#### [Exercise task]
Rewrite the data below, replacing "elements" with "items" and leaving everything else unchanged.

---- Recorded data

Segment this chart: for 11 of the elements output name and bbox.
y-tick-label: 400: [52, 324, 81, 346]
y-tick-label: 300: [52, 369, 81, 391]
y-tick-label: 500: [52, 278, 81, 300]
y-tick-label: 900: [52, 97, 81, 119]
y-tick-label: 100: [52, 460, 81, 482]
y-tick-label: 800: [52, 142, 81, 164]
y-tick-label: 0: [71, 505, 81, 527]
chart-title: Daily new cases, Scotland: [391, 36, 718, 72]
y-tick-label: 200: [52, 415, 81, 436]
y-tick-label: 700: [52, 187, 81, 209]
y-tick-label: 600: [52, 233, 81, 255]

--------

#### [Result for this exercise]
Segment this chart: for 11 of the items output name and bbox.
y-tick-label: 400: [52, 324, 81, 346]
y-tick-label: 300: [52, 369, 81, 391]
y-tick-label: 500: [52, 278, 81, 300]
y-tick-label: 900: [52, 97, 81, 119]
y-tick-label: 100: [52, 460, 81, 482]
y-tick-label: 800: [52, 142, 81, 164]
y-tick-label: 0: [71, 505, 81, 527]
chart-title: Daily new cases, Scotland: [391, 36, 718, 72]
y-tick-label: 200: [52, 415, 81, 436]
y-tick-label: 700: [52, 187, 81, 209]
y-tick-label: 600: [52, 233, 81, 255]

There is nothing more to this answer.